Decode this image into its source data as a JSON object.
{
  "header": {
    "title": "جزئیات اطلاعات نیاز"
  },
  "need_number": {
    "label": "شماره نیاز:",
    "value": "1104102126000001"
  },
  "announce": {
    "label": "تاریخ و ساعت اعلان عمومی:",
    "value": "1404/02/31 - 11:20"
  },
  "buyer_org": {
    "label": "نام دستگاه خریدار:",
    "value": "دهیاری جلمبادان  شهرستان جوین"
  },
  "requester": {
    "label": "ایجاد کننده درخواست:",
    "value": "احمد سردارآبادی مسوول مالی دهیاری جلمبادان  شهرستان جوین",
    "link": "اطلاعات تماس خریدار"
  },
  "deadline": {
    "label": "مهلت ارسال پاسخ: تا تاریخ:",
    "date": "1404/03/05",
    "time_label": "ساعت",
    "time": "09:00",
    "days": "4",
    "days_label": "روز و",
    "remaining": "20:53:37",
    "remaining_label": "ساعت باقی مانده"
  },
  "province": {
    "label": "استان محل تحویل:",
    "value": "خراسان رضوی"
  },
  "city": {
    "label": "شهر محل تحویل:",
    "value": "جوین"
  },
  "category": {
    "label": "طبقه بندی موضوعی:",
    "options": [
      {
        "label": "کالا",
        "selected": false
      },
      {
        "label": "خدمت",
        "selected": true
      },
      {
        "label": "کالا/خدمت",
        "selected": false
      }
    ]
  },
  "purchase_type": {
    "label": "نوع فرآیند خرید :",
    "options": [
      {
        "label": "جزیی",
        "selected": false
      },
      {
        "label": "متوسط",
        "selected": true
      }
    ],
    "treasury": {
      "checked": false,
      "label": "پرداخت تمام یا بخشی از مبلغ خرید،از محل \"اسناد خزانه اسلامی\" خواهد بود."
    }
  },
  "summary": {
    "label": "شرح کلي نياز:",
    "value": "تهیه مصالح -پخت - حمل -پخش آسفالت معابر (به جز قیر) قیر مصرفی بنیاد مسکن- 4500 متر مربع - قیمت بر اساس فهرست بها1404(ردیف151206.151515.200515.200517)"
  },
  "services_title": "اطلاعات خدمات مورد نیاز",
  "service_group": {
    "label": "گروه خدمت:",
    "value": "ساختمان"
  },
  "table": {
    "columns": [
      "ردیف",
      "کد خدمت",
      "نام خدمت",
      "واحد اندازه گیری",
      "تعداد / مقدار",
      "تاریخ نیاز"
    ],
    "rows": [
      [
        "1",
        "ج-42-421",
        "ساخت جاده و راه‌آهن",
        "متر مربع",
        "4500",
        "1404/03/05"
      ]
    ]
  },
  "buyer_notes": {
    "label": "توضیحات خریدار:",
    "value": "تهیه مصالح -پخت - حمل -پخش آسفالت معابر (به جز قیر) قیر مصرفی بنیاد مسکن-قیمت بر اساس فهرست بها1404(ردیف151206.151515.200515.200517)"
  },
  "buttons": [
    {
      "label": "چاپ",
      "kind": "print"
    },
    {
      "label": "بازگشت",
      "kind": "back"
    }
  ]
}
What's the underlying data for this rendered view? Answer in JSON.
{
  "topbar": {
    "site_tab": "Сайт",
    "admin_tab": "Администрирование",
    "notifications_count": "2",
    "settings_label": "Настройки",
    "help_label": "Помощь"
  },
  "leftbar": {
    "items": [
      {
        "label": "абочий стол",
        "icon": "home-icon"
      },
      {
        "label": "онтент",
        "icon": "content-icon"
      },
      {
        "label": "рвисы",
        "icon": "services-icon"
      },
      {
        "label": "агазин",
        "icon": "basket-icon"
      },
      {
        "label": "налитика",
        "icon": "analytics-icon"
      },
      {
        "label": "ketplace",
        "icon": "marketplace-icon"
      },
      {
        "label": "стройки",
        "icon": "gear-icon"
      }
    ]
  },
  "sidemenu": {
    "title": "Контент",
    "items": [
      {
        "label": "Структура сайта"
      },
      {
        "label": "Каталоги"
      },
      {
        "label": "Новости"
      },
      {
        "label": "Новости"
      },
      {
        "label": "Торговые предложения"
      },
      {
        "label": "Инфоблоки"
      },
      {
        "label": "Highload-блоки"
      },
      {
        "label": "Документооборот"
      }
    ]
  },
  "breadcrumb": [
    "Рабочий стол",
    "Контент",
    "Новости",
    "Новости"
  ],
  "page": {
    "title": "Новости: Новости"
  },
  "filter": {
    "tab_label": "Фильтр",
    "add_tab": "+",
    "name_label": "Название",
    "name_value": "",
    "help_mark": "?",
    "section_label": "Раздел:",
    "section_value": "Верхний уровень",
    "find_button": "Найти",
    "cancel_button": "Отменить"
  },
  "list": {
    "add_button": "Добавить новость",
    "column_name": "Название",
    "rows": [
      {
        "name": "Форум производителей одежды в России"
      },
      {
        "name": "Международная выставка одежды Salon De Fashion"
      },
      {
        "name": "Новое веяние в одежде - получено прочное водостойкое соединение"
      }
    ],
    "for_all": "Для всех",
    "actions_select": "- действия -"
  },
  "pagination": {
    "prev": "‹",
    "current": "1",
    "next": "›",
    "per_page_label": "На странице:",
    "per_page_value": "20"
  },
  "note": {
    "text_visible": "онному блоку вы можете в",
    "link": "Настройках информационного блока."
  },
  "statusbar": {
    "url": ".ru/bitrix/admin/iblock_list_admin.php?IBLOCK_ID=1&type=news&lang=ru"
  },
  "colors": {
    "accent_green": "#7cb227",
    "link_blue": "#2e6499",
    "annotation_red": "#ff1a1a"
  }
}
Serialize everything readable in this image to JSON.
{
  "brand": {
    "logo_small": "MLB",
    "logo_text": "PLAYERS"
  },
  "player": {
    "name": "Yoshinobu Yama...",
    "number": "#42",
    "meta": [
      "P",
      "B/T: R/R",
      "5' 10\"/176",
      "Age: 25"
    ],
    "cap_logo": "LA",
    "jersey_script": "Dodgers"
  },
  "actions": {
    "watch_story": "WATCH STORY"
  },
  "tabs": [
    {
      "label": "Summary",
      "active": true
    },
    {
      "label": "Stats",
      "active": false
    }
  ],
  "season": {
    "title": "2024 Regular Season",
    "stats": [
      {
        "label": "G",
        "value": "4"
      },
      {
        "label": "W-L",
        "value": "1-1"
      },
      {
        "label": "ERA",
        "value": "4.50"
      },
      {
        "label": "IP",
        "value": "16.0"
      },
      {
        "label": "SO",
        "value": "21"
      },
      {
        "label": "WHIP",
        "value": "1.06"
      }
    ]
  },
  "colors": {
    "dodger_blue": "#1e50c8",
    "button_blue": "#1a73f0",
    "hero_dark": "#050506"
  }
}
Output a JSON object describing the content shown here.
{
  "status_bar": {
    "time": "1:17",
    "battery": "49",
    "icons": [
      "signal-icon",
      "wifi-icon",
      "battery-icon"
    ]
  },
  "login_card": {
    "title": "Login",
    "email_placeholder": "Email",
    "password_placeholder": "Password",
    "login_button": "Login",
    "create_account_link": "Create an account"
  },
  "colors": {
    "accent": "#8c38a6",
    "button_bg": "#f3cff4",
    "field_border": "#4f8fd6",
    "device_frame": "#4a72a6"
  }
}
========================
Task directions:
The records above must be repeated exactly, every one of them.

Answer to the exercise:
Decode this image into its source data as a JSON object.
{
  "header": {
    "title": "جزئیات اطلاعات نیاز"
  },
  "need_number": {
    "label": "شماره نیاز:",
    "value": "1104102126000001"
  },
  "announce": {
    "label": "تاریخ و ساعت اعلان عمومی:",
    "value": "1404/02/31 - 11:20"
  },
  "buyer_org": {
    "label": "نام دستگاه خریدار:",
    "value": "دهیاری جلمبادان  شهرستان جوین"
  },
  "requester": {
    "label": "ایجاد کننده درخواست:",
    "value": "احمد سردارآبادی مسوول مالی دهیاری جلمبادان  شهرستان جوین",
    "link": "اطلاعات تماس خریدار"
  },
  "deadline": {
    "label": "مهلت ارسال پاسخ: تا تاریخ:",
    "date": "1404/03/05",
    "time_label": "ساعت",
    "time": "09:00",
    "days": "4",
    "days_label": "روز و",
    "remaining": "20:53:37",
    "remaining_label": "ساعت باقی مانده"
  },
  "province": {
    "label": "استان محل تحویل:",
    "value": "خراسان رضوی"
  },
  "city": {
    "label": "شهر محل تحویل:",
    "value": "جوین"
  },
  "category": {
    "label": "طبقه بندی موضوعی:",
    "options": [
      {
        "label": "کالا",
        "selected": false
      },
      {
        "label": "خدمت",
        "selected": true
      },
      {
        "label": "کالا/خدمت",
        "selected": false
      }
    ]
  },
  "purchase_type": {
    "label": "نوع فرآیند خرید :",
    "options": [
      {
        "label": "جزیی",
        "selected": false
      },
      {
        "label": "متوسط",
        "selected": true
      }
    ],
    "treasury": {
      "checked": false,
      "label": "پرداخت تمام یا بخشی از مبلغ خرید،از محل \"اسناد خزانه اسلامی\" خواهد بود."
    }
  },
  "summary": {
    "label": "شرح کلي نياز:",
    "value": "تهیه مصالح -پخت - حمل -پخش آسفالت معابر (به جز قیر) قیر مصرفی بنیاد مسکن- 4500 متر مربع - قیمت بر اساس فهرست بها1404(ردیف151206.151515.200515.200517)"
  },
  "services_title": "اطلاعات خدمات مورد نیاز",
  "service_group": {
    "label": "گروه خدمت:",
    "value": "ساختمان"
  },
  "table": {
    "columns": [
      "ردیف",
      "کد خدمت",
      "نام خدمت",
      "واحد اندازه گیری",
      "تعداد / مقدار",
      "تاریخ نیاز"
    ],
    "rows": [
      [
        "1",
        "ج-42-421",
        "ساخت جاده و راه‌آهن",
        "متر مربع",
        "4500",
        "1404/03/05"
      ]
    ]
  },
  "buyer_notes": {
    "label": "توضیحات خریدار:",
    "value": "تهیه مصالح -پخت - حمل -پخش آسفالت معابر (به جز قیر) قیر مصرفی بنیاد مسکن-قیمت بر اساس فهرست بها1404(ردیف151206.151515.200515.200517)"
  },
  "buttons": [
    {
      "label": "چاپ",
      "kind": "print"
    },
    {
      "label": "بازگشت",
      "kind": "back"
    }
  ]
}
What's the underlying data for this rendered view? Answer in JSON.
{
  "topbar": {
    "site_tab": "Сайт",
    "admin_tab": "Администрирование",
    "notifications_count": "2",
    "settings_label": "Настройки",
    "help_label": "Помощь"
  },
  "leftbar": {
    "items": [
      {
        "label": "абочий стол",
        "icon": "home-icon"
      },
      {
        "label": "онтент",
        "icon": "content-icon"
      },
      {
        "label": "рвисы",
        "icon": "services-icon"
      },
      {
        "label": "агазин",
        "icon": "basket-icon"
      },
      {
        "label": "налитика",
        "icon": "analytics-icon"
      },
      {
        "label": "ketplace",
        "icon": "marketplace-icon"
      },
      {
        "label": "стройки",
        "icon": "gear-icon"
      }
    ]
  },
  "sidemenu": {
    "title": "Контент",
    "items": [
      {
        "label": "Структура сайта"
      },
      {
        "label": "Каталоги"
      },
      {
        "label": "Новости"
      },
      {
        "label": "Новости"
      },
      {
        "label": "Торговые предложения"
      },
      {
        "label": "Инфоблоки"
      },
      {
        "label": "Highload-блоки"
      },
      {
        "label": "Документооборот"
      }
    ]
  },
  "breadcrumb": [
    "Рабочий стол",
    "Контент",
    "Новости",
    "Новости"
  ],
  "page": {
    "title": "Новости: Новости"
  },
  "filter": {
    "tab_label": "Фильтр",
    "add_tab": "+",
    "name_label": "Название",
    "name_value": "",
    "help_mark": "?",
    "section_label": "Раздел:",
    "section_value": "Верхний уровень",
    "find_button": "Найти",
    "cancel_button": "Отменить"
  },
  "list": {
    "add_button": "Добавить новость",
    "column_name": "Название",
    "rows": [
      {
        "name": "Форум производителей одежды в России"
      },
      {
        "name": "Международная выставка одежды Salon De Fashion"
      },
      {
        "name": "Новое веяние в одежде - получено прочное водостойкое соединение"
      }
    ],
    "for_all": "Для всех",
    "actions_select": "- действия -"
  },
  "pagination": {
    "prev": "‹",
    "current": "1",
    "next": "›",
    "per_page_label": "На странице:",
    "per_page_value": "20"
  },
  "note": {
    "text_visible": "онному блоку вы можете в",
    "link": "Настройках информационного блока."
  },
  "statusbar": {
    "url": ".ru/bitrix/admin/iblock_list_admin.php?IBLOCK_ID=1&type=news&lang=ru"
  },
  "colors": {
    "accent_green": "#7cb227",
    "link_blue": "#2e6499",
    "annotation_red": "#ff1a1a"
  }
}
Serialize everything readable in this image to JSON.
{
  "brand": {
    "logo_small": "MLB",
    "logo_text": "PLAYERS"
  },
  "player": {
    "name": "Yoshinobu Yama...",
    "number": "#42",
    "meta": [
      "P",
      "B/T: R/R",
      "5' 10\"/176",
      "Age: 25"
    ],
    "cap_logo": "LA",
    "jersey_script": "Dodgers"
  },
  "actions": {
    "watch_story": "WATCH STORY"
  },
  "tabs": [
    {
      "label": "Summary",
      "active": true
    },
    {
      "label": "Stats",
      "active": false
    }
  ],
  "season": {
    "title": "2024 Regular Season",
    "stats": [
      {
        "label": "G",
        "value": "4"
      },
      {
        "label": "W-L",
        "value": "1-1"
      },
      {
        "label": "ERA",
        "value": "4.50"
      },
      {
        "label": "IP",
        "value": "16.0"
      },
      {
        "label": "SO",
        "value": "21"
      },
      {
        "label": "WHIP",
        "value": "1.06"
      }
    ]
  },
  "colors": {
    "dodger_blue": "#1e50c8",
    "button_blue": "#1a73f0",
    "hero_dark": "#050506"
  }
}
Output a JSON object describing the content shown here.
{
  "status_bar": {
    "time": "1:17",
    "battery": "49",
    "icons": [
      "signal-icon",
      "wifi-icon",
      "battery-icon"
    ]
  },
  "login_card": {
    "title": "Login",
    "email_placeholder": "Email",
    "password_placeholder": "Password",
    "login_button": "Login",
    "create_account_link": "Create an account"
  },
  "colors": {
    "accent": "#8c38a6",
    "button_bg": "#f3cff4",
    "field_border": "#4f8fd6",
    "device_frame": "#4a72a6"
  }
}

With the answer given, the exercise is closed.